[Dataset items]
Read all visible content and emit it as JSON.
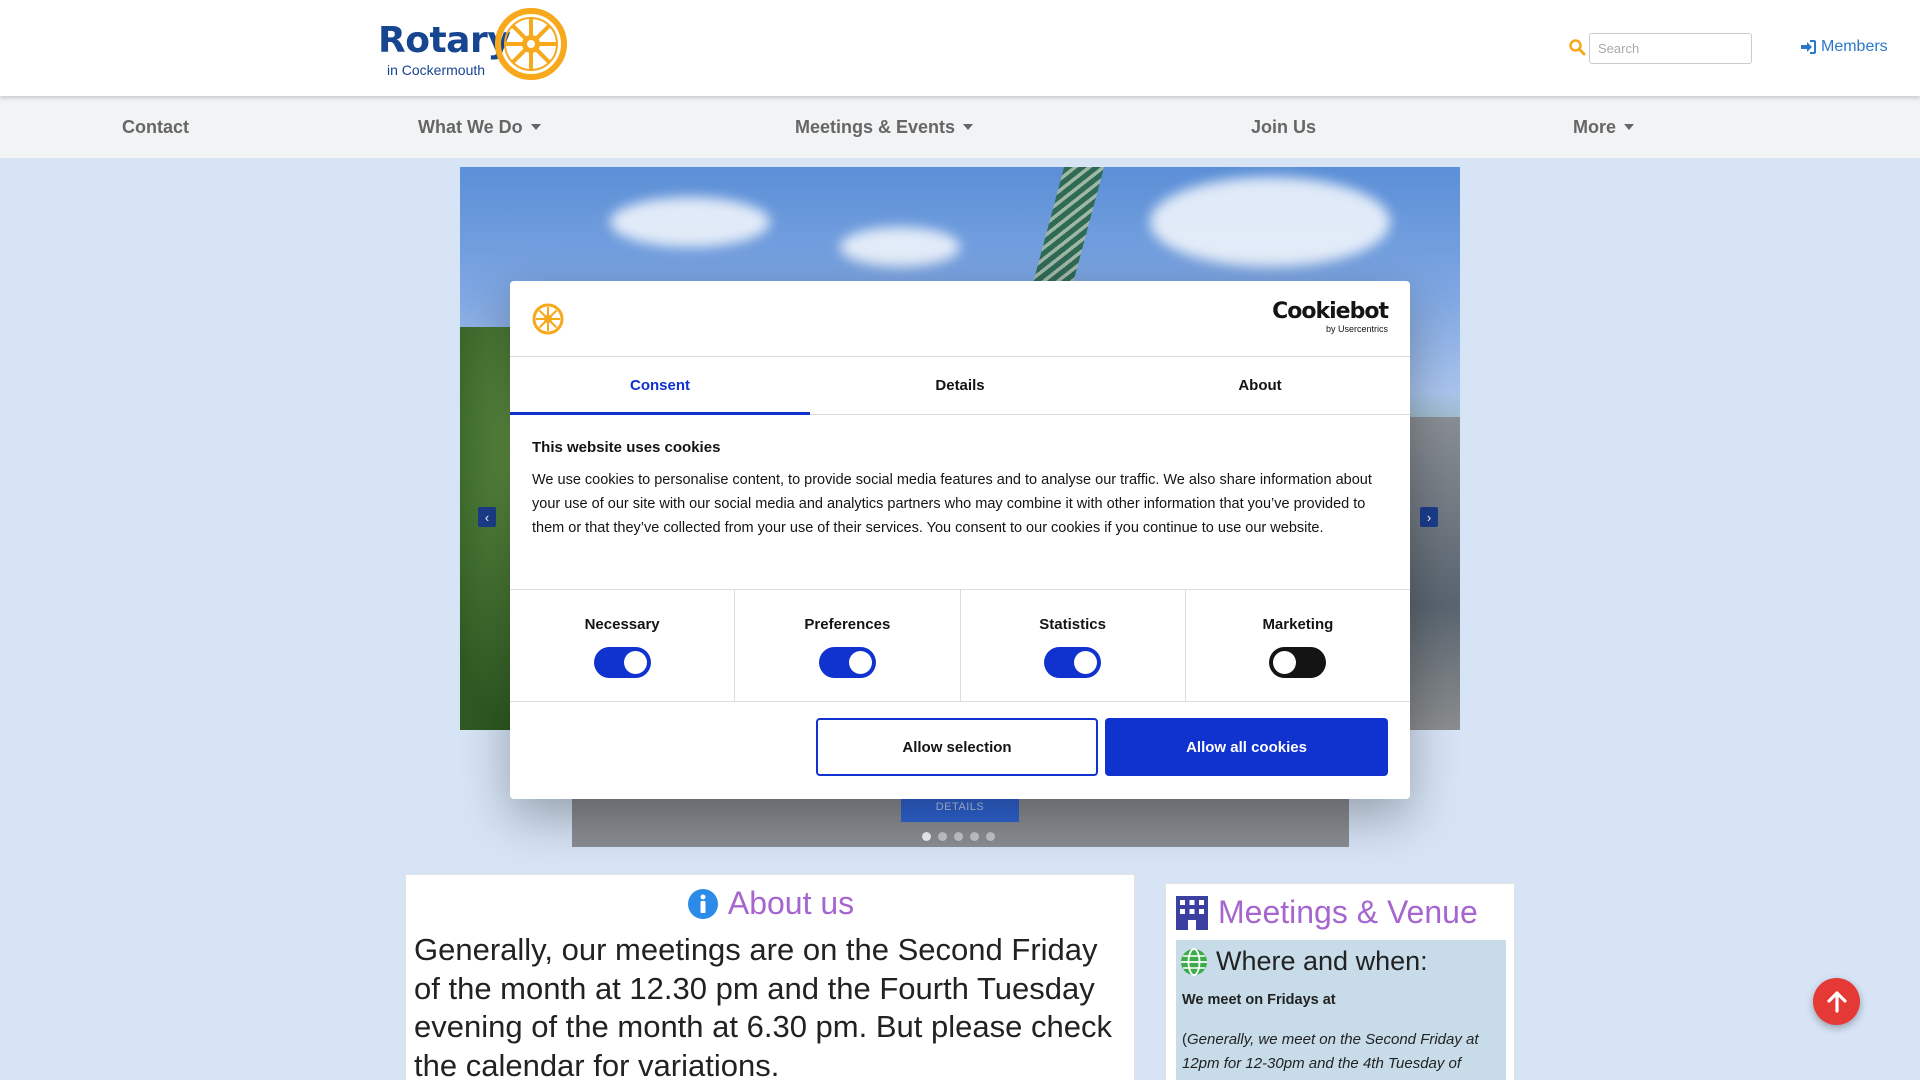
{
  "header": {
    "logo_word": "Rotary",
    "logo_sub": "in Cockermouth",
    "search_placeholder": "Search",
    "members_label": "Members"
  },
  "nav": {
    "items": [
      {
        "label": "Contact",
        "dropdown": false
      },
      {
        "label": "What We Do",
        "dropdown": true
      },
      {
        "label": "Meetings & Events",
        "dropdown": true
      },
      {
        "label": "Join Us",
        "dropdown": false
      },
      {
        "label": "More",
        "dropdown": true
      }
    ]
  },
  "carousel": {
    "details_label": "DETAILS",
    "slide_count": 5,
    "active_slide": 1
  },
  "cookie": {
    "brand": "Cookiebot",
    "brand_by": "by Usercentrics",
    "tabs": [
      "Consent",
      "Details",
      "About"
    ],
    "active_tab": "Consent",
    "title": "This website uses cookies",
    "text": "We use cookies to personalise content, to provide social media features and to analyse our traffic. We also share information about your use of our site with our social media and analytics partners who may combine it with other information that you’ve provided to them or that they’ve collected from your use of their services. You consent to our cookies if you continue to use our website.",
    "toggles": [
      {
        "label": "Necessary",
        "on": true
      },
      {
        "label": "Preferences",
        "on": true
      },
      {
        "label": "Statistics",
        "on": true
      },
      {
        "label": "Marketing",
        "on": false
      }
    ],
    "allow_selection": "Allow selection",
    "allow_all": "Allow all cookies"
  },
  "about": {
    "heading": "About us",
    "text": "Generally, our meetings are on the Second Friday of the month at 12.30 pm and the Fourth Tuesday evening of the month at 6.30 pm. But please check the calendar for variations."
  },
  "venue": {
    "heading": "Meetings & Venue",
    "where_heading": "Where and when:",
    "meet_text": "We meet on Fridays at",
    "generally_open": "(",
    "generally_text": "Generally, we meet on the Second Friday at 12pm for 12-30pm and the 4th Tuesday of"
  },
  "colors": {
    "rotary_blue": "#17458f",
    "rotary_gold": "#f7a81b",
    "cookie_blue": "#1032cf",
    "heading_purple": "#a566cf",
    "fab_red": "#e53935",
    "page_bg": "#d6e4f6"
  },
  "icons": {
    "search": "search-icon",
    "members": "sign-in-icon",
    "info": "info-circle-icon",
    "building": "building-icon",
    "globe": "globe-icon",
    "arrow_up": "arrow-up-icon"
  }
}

What to work on:
Copy each line that holds the word "Allow".

Expected output:
    "allow_selection": "Allow selection",
    "allow_all": "Allow all cookies"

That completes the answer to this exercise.